Written task: Go through the data below. List every line that holds the word "English".

** Begin Data to process **

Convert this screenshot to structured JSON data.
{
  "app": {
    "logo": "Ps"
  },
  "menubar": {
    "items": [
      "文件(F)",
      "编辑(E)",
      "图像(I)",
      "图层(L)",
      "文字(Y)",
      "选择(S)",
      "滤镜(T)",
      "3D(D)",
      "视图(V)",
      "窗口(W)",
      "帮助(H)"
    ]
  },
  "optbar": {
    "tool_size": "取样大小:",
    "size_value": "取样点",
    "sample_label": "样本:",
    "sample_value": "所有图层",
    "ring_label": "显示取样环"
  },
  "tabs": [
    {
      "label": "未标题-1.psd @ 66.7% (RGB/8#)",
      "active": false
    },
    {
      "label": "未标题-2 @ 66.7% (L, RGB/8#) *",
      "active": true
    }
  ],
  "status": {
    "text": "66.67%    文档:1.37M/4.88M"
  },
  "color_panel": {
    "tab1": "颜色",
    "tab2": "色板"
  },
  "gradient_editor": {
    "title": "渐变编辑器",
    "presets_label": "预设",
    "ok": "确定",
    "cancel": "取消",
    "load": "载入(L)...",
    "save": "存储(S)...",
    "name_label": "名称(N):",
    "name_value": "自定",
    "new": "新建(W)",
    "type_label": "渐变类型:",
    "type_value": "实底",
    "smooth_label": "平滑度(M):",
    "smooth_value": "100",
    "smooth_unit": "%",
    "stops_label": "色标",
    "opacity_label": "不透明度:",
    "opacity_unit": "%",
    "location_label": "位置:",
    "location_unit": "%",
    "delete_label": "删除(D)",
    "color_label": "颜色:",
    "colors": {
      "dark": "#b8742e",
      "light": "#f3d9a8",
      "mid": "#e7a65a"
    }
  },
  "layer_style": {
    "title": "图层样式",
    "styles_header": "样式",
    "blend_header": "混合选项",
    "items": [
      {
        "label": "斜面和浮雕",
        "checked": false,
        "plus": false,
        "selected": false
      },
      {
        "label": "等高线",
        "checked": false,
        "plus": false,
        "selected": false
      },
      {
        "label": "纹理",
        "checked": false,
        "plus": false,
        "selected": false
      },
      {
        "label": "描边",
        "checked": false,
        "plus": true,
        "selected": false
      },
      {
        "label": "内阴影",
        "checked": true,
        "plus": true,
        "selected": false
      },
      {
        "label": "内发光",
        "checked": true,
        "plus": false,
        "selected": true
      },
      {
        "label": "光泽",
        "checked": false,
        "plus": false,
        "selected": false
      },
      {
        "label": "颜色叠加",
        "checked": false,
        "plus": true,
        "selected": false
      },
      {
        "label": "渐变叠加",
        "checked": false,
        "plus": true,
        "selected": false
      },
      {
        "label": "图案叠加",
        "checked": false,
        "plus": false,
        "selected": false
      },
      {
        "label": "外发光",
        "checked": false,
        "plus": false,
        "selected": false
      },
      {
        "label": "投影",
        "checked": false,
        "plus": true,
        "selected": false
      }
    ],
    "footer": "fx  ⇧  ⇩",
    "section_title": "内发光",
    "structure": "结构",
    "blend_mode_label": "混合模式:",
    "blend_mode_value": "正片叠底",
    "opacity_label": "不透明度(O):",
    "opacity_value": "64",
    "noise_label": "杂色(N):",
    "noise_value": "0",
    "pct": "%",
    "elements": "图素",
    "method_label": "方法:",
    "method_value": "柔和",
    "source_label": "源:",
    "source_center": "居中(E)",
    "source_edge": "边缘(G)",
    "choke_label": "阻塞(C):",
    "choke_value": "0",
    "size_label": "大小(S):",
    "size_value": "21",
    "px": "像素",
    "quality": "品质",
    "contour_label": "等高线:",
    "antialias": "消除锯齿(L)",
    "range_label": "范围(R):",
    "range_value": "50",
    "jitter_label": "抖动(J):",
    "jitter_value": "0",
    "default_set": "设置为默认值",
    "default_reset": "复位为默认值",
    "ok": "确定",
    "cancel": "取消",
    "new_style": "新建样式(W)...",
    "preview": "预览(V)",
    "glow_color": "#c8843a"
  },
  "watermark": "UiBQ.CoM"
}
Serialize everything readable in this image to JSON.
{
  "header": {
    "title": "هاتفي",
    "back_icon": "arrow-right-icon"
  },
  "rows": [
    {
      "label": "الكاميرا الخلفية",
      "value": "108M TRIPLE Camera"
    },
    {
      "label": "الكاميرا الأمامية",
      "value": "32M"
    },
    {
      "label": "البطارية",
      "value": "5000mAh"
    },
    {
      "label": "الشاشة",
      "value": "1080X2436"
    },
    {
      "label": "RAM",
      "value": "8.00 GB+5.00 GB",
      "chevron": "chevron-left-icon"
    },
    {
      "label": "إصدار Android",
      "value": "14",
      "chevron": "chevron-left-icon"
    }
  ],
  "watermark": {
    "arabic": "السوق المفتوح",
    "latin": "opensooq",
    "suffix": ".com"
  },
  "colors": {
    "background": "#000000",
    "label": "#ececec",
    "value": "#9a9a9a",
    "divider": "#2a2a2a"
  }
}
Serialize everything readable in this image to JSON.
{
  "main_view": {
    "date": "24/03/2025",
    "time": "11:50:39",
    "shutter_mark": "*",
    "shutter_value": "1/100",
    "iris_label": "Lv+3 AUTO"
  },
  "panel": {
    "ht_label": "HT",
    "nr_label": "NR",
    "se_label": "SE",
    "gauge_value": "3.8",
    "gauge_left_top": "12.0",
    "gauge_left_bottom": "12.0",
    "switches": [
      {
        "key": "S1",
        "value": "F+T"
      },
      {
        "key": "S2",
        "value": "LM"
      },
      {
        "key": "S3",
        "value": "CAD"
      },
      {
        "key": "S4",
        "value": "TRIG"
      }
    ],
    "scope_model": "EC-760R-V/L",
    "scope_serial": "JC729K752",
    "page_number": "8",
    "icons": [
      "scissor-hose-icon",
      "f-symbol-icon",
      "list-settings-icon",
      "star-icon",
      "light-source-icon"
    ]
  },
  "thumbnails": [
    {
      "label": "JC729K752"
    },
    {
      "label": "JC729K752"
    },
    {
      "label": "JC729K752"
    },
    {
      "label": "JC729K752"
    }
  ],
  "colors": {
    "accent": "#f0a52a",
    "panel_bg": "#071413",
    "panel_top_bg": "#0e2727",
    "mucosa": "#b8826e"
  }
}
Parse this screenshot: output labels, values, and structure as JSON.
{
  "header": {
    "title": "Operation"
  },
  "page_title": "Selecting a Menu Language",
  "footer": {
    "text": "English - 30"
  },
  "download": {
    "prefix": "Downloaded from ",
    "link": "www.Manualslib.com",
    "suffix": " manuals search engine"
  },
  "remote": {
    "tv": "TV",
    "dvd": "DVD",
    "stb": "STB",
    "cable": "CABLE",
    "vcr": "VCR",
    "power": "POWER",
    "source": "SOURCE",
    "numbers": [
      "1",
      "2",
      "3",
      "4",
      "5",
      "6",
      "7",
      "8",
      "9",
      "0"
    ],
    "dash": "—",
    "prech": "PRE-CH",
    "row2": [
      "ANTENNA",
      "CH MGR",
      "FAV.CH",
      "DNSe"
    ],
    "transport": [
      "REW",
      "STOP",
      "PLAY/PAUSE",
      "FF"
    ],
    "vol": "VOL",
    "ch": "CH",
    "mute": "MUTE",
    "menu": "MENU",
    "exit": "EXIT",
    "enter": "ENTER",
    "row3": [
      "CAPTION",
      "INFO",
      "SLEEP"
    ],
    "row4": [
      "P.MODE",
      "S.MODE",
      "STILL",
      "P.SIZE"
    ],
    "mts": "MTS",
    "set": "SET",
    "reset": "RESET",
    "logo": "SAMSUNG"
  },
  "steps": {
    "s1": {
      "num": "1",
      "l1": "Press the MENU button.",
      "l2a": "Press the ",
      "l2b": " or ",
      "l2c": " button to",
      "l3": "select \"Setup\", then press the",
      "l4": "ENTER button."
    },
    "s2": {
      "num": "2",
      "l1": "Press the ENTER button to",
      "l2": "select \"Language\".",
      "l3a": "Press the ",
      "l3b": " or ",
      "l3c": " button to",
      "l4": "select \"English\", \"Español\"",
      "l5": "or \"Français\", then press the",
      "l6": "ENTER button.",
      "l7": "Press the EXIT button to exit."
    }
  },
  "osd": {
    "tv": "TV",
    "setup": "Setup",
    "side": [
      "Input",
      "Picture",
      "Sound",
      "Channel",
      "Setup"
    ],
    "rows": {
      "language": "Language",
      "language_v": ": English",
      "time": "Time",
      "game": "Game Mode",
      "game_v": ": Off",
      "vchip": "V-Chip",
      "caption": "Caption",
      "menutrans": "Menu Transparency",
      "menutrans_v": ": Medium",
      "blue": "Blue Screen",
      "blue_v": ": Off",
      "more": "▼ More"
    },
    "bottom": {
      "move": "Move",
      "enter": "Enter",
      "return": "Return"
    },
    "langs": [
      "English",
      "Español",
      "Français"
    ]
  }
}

** End Data to process **

Solution below:
    "text": "English - 30"
      "l4": "select \"English\", \"Español\"",
      "language_v": ": English",
      "English",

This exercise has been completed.